_EXERCISE_. Check every line below for the word "panels" and show those that hold it.

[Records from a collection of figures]
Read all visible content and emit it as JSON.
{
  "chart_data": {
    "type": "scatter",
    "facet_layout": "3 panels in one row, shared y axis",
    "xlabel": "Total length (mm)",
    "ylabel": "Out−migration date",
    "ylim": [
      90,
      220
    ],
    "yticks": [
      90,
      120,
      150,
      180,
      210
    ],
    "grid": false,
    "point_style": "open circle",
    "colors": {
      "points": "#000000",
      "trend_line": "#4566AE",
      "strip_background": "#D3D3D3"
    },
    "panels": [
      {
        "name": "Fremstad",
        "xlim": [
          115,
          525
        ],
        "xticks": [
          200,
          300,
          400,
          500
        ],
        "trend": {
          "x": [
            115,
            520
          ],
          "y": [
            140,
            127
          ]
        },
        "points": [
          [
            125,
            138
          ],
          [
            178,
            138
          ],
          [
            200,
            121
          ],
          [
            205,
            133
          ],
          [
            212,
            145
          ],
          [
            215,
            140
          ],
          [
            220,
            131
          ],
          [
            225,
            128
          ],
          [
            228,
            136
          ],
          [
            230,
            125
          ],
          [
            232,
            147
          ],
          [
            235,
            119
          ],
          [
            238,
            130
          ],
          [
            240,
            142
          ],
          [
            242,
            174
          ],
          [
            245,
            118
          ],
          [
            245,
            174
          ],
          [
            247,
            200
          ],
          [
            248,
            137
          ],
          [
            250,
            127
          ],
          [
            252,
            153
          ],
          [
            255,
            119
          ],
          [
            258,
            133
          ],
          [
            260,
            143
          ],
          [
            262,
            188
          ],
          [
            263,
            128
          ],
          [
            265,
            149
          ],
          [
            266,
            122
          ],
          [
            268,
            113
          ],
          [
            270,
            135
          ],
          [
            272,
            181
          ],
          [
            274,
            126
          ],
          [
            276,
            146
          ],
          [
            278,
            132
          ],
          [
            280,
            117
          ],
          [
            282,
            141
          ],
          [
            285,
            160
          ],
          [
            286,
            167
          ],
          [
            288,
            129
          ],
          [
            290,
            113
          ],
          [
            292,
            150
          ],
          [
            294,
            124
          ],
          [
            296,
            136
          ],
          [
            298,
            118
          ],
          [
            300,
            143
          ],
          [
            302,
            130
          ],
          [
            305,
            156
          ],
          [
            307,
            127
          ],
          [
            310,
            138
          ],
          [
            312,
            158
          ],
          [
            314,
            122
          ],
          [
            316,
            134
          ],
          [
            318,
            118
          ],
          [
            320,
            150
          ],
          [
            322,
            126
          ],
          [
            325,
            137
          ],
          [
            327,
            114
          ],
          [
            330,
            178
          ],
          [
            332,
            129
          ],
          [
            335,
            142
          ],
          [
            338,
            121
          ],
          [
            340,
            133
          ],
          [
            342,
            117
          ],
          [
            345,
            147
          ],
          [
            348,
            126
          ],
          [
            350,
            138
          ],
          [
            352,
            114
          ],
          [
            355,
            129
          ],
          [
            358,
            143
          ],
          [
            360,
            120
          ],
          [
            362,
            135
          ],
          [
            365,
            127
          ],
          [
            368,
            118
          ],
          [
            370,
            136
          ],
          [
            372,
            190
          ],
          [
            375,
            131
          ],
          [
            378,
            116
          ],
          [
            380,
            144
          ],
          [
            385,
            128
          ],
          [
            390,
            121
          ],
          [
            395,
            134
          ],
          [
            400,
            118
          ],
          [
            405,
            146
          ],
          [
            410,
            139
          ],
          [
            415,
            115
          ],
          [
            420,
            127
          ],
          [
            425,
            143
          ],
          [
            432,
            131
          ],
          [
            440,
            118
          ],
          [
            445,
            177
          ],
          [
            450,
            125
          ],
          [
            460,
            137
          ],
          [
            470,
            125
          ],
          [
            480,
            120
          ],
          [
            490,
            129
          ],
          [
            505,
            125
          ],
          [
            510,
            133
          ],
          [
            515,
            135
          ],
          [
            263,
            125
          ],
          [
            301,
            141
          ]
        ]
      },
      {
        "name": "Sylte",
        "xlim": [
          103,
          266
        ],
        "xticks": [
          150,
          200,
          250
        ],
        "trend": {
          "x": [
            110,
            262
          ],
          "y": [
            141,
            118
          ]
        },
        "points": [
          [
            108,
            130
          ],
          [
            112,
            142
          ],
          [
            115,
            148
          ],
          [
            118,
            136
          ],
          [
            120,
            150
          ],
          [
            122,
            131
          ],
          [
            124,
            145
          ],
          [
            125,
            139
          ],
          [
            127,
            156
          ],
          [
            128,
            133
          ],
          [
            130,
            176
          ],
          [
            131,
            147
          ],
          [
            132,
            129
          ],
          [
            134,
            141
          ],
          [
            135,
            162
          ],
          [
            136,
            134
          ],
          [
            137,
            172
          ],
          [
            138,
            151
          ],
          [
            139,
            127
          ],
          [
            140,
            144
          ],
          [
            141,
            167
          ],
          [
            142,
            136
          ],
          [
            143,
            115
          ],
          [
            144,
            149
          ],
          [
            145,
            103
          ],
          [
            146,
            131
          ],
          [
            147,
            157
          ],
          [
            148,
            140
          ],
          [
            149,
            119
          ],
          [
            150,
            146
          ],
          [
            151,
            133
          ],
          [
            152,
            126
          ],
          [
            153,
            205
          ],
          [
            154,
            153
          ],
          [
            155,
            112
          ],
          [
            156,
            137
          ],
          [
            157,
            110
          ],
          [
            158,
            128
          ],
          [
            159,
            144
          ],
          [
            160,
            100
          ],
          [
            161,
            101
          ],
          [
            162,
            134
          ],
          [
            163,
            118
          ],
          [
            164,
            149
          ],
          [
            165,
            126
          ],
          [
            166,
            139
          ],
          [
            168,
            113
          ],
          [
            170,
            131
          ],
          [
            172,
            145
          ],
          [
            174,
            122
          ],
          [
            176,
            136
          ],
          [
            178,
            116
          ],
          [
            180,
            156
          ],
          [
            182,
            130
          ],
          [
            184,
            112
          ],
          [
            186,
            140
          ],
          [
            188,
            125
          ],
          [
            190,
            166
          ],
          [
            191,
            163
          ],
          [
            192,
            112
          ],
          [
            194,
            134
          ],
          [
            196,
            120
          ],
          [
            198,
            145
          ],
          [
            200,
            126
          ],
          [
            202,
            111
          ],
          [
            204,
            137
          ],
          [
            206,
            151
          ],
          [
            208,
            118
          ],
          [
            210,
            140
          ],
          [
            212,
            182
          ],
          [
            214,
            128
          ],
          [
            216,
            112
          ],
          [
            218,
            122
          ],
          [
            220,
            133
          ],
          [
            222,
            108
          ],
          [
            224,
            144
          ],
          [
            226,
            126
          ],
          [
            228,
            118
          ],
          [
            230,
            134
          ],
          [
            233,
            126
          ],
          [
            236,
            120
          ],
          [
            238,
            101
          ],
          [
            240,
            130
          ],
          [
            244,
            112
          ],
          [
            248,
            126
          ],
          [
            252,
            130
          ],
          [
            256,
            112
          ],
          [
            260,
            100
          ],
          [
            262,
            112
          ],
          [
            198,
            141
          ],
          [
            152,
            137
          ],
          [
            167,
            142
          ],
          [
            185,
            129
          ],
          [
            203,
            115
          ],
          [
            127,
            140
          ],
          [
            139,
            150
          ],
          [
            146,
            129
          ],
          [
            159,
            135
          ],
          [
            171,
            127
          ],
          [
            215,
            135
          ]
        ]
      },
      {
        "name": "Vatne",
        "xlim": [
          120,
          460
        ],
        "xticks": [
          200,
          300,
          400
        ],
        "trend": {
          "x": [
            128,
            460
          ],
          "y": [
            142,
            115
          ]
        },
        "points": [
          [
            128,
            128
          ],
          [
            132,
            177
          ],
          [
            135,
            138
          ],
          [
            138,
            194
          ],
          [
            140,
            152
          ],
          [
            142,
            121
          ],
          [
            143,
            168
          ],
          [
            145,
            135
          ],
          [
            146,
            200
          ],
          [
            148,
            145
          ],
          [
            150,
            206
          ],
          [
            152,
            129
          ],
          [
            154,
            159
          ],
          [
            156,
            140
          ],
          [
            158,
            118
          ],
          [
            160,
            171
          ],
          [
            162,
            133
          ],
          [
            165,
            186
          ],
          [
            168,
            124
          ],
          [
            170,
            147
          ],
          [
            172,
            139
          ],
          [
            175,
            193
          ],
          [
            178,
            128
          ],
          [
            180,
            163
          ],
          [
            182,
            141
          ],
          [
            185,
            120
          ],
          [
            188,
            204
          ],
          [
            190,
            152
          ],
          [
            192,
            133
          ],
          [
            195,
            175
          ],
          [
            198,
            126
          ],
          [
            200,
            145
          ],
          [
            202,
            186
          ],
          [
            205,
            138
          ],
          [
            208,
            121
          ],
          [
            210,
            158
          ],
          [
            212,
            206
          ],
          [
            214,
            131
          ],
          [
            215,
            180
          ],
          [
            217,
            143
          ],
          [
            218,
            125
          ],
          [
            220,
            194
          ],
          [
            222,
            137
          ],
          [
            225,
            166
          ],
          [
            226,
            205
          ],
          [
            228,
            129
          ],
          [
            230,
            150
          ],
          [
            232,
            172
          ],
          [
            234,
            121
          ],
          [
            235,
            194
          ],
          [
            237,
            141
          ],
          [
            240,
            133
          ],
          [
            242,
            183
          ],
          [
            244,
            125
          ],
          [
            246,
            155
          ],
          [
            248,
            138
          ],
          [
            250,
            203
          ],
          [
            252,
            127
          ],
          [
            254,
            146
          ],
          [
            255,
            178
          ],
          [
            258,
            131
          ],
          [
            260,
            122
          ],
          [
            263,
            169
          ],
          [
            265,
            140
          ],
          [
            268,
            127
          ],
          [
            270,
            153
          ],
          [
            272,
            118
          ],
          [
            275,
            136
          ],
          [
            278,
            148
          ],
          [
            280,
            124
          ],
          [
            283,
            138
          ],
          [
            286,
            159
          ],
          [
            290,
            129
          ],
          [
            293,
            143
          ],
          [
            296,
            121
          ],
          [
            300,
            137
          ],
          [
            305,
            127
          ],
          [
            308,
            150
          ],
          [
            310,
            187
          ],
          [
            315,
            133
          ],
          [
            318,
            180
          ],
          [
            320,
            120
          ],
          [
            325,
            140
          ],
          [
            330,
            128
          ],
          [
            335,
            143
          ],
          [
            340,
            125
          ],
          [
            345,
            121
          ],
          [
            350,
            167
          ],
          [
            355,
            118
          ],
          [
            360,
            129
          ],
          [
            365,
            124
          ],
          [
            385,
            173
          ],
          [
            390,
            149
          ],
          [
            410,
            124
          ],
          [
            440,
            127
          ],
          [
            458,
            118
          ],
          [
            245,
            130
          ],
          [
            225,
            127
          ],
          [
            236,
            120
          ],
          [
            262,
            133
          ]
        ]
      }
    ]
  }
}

_WRITTEN SOLUTION_.
    "facet_layout": "3 panels in one row, shared y axis",
    "panels": [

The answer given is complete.